SOURCE DATA =
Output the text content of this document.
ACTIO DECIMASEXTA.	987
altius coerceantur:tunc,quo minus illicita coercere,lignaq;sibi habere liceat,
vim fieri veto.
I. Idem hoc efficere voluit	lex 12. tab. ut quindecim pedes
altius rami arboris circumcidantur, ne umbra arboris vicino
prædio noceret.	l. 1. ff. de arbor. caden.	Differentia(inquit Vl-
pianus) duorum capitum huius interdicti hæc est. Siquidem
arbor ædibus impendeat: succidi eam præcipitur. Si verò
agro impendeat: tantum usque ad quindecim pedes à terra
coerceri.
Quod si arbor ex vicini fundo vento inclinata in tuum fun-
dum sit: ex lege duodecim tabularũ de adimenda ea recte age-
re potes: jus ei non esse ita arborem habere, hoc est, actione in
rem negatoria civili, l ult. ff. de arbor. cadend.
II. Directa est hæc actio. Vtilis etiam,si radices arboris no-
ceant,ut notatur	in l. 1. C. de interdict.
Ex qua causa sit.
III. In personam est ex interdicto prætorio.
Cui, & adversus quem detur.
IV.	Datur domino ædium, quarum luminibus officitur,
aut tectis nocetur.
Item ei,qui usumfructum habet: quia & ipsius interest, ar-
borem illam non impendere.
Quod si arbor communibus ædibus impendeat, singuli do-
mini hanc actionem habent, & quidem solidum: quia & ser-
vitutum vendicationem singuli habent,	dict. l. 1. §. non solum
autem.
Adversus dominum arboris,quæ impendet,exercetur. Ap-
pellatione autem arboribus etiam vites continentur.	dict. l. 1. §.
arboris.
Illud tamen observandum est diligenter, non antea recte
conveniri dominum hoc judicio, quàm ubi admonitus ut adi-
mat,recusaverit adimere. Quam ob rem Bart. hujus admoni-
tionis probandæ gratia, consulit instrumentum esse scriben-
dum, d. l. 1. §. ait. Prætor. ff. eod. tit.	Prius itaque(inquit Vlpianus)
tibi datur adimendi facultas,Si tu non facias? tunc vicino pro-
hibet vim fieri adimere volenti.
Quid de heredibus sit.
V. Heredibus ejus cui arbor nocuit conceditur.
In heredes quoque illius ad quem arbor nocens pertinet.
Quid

GIVEN TASK = Write the listing out again, exactly as it reads.

RESULT FOR THIS TASK =
Output the text content of this document.
ACTIO DECIMASEXTA.	987
altius coerceantur:tunc,quo minus illicita coercere,lignaq;sibi habere liceat,
vim fieri veto.
I. Idem hoc efficere voluit	lex 12. tab. ut quindecim pedes
altius rami arboris circumcidantur, ne umbra arboris vicino
prædio noceret.	l. 1. ff. de arbor. caden.	Differentia(inquit Vl-
pianus) duorum capitum huius interdicti hæc est. Siquidem
arbor ædibus impendeat: succidi eam præcipitur. Si verò
agro impendeat: tantum usque ad quindecim pedes à terra
coerceri.
Quod si arbor ex vicini fundo vento inclinata in tuum fun-
dum sit: ex lege duodecim tabularũ de adimenda ea recte age-
re potes: jus ei non esse ita arborem habere, hoc est, actione in
rem negatoria civili, l ult. ff. de arbor. cadend.
II. Directa est hæc actio. Vtilis etiam,si radices arboris no-
ceant,ut notatur	in l. 1. C. de interdict.
Ex qua causa sit.
III. In personam est ex interdicto prætorio.
Cui, & adversus quem detur.
IV.	Datur domino ædium, quarum luminibus officitur,
aut tectis nocetur.
Item ei,qui usumfructum habet: quia & ipsius interest, ar-
borem illam non impendere.
Quod si arbor communibus ædibus impendeat, singuli do-
mini hanc actionem habent, & quidem solidum: quia & ser-
vitutum vendicationem singuli habent,	dict. l. 1. §. non solum
autem.
Adversus dominum arboris,quæ impendet,exercetur. Ap-
pellatione autem arboribus etiam vites continentur.	dict. l. 1. §.
arboris.
Illud tamen observandum est diligenter, non antea recte
conveniri dominum hoc judicio, quàm ubi admonitus ut adi-
mat,recusaverit adimere. Quam ob rem Bart. hujus admoni-
tionis probandæ gratia, consulit instrumentum esse scriben-
dum, d. l. 1. §. ait. Prætor. ff. eod. tit.	Prius itaque(inquit Vlpianus)
tibi datur adimendi facultas,Si tu non facias? tunc vicino pro-
hibet vim fieri adimere volenti.
Quid de heredibus sit.
V. Heredibus ejus cui arbor nocuit conceditur.
In heredes quoque illius ad quem arbor nocens pertinet.
Quid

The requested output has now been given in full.